(Saved entries)
################

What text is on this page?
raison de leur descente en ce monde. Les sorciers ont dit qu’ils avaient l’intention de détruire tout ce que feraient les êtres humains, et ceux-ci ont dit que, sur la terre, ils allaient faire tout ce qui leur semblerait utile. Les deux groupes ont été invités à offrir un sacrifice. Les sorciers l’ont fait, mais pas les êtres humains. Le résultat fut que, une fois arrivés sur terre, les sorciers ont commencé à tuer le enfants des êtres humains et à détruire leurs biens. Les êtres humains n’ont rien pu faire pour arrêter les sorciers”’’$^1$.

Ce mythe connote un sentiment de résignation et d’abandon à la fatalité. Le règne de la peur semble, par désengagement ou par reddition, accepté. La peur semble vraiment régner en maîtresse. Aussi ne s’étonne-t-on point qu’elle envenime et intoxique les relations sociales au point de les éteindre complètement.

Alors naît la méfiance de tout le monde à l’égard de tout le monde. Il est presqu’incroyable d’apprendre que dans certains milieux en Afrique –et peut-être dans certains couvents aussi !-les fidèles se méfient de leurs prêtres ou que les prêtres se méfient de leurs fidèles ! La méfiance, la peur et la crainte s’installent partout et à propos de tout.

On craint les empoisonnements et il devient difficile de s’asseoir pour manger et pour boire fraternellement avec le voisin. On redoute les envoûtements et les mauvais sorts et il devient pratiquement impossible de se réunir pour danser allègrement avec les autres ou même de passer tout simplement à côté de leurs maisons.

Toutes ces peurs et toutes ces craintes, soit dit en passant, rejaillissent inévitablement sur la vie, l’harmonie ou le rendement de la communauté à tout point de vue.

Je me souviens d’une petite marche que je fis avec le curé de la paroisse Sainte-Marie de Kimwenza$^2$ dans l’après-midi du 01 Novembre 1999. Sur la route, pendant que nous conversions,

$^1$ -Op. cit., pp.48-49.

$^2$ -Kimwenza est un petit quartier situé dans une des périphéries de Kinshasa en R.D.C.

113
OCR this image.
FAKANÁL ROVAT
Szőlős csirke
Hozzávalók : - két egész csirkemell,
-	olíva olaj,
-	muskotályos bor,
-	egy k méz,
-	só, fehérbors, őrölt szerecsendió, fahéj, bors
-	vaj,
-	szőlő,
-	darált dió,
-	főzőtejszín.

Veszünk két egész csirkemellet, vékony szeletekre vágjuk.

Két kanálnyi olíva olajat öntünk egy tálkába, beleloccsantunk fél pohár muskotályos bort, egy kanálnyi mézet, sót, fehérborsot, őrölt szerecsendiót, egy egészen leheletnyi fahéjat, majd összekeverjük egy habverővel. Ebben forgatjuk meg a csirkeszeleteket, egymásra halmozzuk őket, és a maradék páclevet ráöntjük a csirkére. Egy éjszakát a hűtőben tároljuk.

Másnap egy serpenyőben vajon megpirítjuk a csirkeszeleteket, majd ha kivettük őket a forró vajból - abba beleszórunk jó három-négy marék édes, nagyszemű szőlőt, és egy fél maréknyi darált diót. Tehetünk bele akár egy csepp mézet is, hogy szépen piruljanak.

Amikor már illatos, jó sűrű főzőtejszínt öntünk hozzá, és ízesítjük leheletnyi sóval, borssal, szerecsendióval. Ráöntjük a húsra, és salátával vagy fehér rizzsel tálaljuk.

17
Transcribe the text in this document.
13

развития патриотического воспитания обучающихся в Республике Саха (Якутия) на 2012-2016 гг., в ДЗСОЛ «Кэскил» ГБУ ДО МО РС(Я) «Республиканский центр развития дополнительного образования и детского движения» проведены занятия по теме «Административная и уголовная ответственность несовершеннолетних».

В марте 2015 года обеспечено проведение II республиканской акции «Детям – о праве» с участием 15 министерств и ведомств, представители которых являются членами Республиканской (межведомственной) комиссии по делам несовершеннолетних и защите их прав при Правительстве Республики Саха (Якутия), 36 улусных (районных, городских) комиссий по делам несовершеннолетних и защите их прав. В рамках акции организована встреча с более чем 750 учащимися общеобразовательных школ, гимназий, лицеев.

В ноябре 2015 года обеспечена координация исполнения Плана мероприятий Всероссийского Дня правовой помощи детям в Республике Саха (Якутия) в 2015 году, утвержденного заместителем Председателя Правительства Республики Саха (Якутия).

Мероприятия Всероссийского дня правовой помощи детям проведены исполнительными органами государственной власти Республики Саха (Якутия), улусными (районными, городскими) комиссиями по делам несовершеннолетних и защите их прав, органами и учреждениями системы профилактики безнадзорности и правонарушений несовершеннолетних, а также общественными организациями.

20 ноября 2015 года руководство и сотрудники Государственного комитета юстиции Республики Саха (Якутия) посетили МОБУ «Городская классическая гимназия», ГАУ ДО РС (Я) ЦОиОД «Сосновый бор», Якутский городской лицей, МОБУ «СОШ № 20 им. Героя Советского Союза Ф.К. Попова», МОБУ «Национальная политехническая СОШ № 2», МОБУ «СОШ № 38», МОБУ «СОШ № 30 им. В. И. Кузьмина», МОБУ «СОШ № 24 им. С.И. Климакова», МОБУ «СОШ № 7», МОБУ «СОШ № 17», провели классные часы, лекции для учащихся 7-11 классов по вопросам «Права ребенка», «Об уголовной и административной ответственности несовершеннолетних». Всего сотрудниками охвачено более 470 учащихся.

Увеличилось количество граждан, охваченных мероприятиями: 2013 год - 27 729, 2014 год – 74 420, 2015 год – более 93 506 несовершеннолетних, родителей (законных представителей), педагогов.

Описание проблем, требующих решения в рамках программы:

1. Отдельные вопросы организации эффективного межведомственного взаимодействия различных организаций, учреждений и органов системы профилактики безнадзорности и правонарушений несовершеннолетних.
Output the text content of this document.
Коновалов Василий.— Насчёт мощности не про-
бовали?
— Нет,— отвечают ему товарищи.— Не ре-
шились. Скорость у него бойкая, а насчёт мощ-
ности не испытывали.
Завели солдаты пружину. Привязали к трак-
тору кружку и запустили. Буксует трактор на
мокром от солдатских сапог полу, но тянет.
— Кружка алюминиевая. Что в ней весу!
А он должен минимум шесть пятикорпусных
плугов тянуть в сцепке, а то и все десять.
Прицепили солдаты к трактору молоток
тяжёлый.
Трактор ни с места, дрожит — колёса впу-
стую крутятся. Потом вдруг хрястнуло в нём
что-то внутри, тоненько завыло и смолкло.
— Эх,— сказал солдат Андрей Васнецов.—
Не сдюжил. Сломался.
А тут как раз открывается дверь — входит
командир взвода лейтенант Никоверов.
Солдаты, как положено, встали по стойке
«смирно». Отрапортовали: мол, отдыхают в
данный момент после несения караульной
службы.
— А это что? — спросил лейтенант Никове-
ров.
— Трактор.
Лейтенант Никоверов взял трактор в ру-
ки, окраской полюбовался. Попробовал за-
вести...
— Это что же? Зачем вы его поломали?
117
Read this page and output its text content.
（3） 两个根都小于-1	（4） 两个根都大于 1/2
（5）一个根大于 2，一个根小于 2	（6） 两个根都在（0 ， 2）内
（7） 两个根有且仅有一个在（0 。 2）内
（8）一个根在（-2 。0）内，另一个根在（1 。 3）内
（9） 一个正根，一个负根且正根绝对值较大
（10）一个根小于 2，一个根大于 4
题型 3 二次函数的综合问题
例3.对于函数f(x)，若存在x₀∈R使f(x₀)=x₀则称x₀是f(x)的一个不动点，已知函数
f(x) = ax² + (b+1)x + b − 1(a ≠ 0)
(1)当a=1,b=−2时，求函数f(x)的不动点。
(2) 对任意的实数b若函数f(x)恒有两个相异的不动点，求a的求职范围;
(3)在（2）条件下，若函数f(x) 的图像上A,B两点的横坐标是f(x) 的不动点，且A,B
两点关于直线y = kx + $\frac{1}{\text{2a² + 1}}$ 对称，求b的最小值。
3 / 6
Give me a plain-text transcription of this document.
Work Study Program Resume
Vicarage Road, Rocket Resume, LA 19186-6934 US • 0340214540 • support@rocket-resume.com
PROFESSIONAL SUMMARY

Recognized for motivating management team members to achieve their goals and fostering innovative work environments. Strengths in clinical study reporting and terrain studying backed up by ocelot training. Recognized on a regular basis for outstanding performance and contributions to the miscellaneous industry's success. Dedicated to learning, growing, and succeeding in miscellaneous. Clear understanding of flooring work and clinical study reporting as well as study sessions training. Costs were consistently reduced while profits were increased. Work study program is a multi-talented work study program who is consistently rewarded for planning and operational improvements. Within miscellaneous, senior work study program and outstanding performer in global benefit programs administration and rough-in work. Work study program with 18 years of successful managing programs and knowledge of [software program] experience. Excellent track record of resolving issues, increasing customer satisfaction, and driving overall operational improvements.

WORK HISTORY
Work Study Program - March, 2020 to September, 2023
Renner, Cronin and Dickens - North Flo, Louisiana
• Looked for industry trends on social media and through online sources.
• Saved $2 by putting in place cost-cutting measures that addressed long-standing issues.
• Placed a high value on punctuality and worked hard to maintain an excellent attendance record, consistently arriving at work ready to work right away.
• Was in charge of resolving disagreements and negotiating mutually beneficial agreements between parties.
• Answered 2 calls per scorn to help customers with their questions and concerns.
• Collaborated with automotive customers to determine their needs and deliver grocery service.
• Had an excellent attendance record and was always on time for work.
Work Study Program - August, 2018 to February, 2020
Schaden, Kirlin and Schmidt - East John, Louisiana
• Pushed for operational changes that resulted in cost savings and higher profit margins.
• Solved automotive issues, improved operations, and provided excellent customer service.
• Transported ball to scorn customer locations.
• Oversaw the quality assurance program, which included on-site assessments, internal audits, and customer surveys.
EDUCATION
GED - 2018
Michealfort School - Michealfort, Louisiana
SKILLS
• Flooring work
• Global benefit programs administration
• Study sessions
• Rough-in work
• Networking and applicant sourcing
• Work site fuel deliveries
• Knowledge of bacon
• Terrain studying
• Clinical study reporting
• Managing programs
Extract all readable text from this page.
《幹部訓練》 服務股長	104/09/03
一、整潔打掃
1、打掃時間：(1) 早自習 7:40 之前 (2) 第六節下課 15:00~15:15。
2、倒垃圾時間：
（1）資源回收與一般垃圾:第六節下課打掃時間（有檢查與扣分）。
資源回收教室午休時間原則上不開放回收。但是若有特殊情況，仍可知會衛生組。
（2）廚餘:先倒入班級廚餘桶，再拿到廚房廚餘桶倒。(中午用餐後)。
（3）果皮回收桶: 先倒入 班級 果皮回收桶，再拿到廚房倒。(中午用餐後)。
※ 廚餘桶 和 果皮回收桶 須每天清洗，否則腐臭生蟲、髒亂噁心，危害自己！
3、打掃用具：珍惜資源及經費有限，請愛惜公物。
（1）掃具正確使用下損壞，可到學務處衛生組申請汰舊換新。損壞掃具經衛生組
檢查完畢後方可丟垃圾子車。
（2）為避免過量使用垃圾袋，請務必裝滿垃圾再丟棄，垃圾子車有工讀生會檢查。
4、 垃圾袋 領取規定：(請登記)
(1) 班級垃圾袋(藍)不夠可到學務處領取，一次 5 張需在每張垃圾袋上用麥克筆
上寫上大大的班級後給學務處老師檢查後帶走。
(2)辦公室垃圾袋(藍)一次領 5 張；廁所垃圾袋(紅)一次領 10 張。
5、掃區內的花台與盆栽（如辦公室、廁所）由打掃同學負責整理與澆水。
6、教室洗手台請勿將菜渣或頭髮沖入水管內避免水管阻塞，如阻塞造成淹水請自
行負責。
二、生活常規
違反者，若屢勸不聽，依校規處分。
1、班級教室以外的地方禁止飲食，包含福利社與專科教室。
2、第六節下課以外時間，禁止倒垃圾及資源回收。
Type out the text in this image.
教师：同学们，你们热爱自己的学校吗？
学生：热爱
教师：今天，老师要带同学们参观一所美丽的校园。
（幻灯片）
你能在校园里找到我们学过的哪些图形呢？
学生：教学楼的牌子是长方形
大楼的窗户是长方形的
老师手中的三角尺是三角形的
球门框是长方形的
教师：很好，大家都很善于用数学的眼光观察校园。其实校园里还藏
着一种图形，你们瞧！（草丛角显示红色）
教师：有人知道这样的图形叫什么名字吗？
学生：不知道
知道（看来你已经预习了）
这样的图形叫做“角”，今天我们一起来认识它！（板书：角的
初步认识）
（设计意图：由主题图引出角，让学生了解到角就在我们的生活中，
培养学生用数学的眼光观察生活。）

################

Task goal:
Determine the number of lines in these entries that contain the word "darált", and write only that number.

Complete output:
2